• _Passage provided_:
This discussion is archived
8 Replies Latest reply: Jul 11, 2012 2:00 AM by 943066 RSS

LOG_FILE_NOT_FOUND bug possible in current BDB JE?

943066 Newbie
Currently Being Moderated
I've seen references to the LOG_FILE_NOT_FOUND bug in older BDB JE versions (4.x and 5 <= 5.0.34(, however, I seem to be suffering something similar with 5.0.48.

I have a non-transactional, deferred-write DB that seems to have gotten itself into an inconsistent state. It was fine loading several million records, but after ~8 hours of operation, bailed out with:

------------
com.sleepycat.je.EnvironmentFailureException: Environment invalid because of previous exception: (JE 5.0.55) /tmp/data/index fetchTarget of 0x9f1/0x24d34eb parent IN=44832 IN class=com.sleepycat.je.tree.BIN lastFullVersion=0xdcf/0x5a96c91 lastLoggedVersion=0xdcf/0x5a96c91 parent.getDirty()=true state=0 LOG_FILE_NOT_FOUND: Log file missing, log is likely invalid. Environment is invalid and must be closed.
     at com.sleepycat.je.tree.IN.fetchTarget(IN.java:1429)
     at com.sleepycat.je.tree.BIN.fetchTarget(BIN.java:1251)
     at com.sleepycat.je.dbi.CursorImpl.fetchCurrent(CursorImpl.java:2229)
     at com.sleepycat.je.dbi.CursorImpl.getCurrentAlreadyLatched(CursorImpl.java:1434)
     at com.sleepycat.je.Cursor.searchInternal(Cursor.java:2716)
     at com.sleepycat.je.Cursor.searchAllowPhantoms(Cursor.java:2576)
     at com.sleepycat.je.Cursor.searchNoDups(Cursor.java:2430)
     at com.sleepycat.je.Cursor.search(Cursor.java:2397)
     at com.sleepycat.je.Database.get(Database.java:1042)
     at com.xxxx.db.BDBCalendarStorageBackend.indexCalendar(BDBCalendarStorageBackend.java:95)
     at com.xxxx.indexer.TicketIndexer.indexDeltaLogs(TicketIndexer.java:201)
     at com.xxxx.indexer.DeltaLogLoader.run(DeltaLogLoader.java:87)
Caused by: java.io.FileNotFoundException: /tmp/data/index/000009f1.jdb (No such file or directory)

• _Given data_:

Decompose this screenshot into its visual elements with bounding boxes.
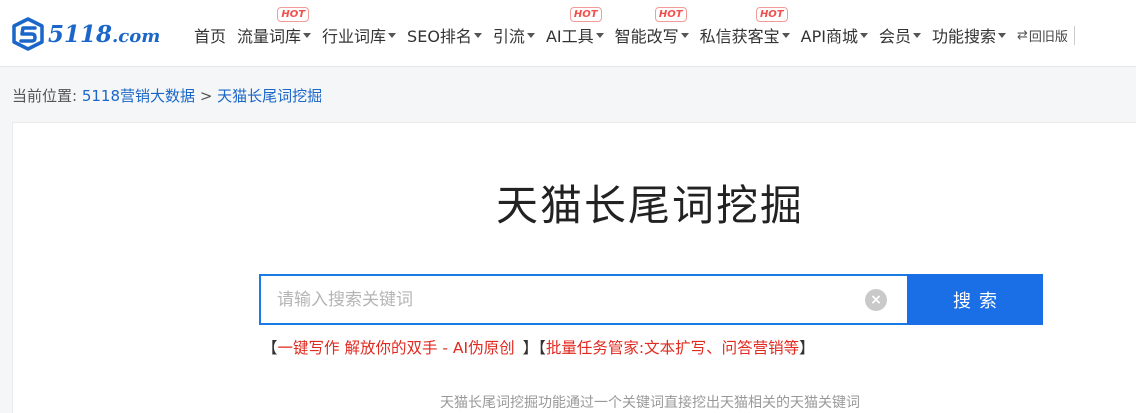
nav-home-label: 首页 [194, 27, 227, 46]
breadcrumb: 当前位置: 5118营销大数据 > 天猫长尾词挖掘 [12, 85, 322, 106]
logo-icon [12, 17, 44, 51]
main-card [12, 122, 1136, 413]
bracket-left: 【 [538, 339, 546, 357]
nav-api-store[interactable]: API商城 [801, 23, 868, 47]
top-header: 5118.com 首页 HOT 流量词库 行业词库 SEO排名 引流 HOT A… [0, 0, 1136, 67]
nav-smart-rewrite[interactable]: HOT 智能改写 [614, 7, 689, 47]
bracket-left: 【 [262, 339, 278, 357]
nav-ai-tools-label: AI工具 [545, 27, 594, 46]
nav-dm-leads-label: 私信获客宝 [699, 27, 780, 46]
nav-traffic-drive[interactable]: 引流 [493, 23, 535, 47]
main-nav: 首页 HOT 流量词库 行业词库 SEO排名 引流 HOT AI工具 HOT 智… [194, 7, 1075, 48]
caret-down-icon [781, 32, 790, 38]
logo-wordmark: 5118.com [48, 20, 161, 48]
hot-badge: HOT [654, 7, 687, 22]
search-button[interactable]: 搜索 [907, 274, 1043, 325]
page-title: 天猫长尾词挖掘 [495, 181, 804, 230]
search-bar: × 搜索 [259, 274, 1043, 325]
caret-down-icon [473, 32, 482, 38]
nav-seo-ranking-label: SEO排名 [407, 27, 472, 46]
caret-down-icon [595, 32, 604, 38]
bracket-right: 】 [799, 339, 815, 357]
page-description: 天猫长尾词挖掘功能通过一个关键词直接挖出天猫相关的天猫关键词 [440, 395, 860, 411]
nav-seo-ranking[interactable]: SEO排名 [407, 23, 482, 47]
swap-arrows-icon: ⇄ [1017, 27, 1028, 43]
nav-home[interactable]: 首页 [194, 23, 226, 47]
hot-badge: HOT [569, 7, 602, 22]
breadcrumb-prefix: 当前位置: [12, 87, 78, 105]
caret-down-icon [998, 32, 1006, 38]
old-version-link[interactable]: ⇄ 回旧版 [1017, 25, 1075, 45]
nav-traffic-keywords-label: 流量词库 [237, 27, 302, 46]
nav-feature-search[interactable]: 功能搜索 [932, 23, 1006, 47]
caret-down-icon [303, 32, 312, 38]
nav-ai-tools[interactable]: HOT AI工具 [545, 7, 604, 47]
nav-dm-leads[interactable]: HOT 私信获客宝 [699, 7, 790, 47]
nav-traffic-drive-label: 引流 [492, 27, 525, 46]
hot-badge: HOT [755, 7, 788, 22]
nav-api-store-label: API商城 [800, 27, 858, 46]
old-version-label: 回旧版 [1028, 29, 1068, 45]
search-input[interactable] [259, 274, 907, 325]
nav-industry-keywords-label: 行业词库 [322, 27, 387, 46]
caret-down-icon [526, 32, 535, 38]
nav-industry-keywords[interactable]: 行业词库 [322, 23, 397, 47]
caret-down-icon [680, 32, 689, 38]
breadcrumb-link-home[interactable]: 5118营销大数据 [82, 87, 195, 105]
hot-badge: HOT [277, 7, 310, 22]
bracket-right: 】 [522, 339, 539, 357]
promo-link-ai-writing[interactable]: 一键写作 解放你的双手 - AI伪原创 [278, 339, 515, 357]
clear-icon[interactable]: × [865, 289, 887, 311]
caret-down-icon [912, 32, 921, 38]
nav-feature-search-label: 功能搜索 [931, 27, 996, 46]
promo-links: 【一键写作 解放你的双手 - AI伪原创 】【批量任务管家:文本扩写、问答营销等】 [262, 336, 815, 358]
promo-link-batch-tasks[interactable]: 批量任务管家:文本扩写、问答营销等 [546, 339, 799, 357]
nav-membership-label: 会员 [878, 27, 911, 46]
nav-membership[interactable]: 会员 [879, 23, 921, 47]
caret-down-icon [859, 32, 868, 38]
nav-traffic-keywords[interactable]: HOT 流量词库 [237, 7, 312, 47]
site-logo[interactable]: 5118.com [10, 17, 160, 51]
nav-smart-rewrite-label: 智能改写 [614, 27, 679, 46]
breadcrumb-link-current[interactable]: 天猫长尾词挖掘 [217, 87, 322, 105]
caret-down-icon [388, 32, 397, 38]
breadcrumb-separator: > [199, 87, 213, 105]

• _Direction A_:
Change "indexCalendar" to "indexSchedule" in the stretch of the forum thread from "at com.sleepycat.je.tree.IN." through "exer.java:201)", and give that stretch in full.
• _Direction B_:
In the forum thread, which file does the FileNotFoundException report as missing?

• _Task response A_:
at com.sleepycat.je.tree.IN.fetchTarget(IN.java:1429)
     at com.sleepycat.je.tree.BIN.fetchTarget(BIN.java:1251)
     at com.sleepycat.je.dbi.CursorImpl.fetchCurrent(CursorImpl.java:2229)
     at com.sleepycat.je.dbi.CursorImpl.getCurrentAlreadyLatched(CursorImpl.java:1434)
     at com.sleepycat.je.Cursor.searchInternal(Cursor.java:2716)
     at com.sleepycat.je.Cursor.searchAllowPhantoms(Cursor.java:2576)
     at com.sleepycat.je.Cursor.searchNoDups(Cursor.java:2430)
     at com.sleepycat.je.Cursor.search(Cursor.java:2397)
     at com.sleepycat.je.Database.get(Database.java:1042)
     at com.xxxx.db.BDBCalendarStorageBackend.indexSchedule(BDBCalendarStorageBackend.java:95)
     at com.xxxx.indexer.TicketIndexer.indexDeltaLogs(TicketIndexer.java:201)

• _Task response B_:
/tmp/data/index/000009f1.jdb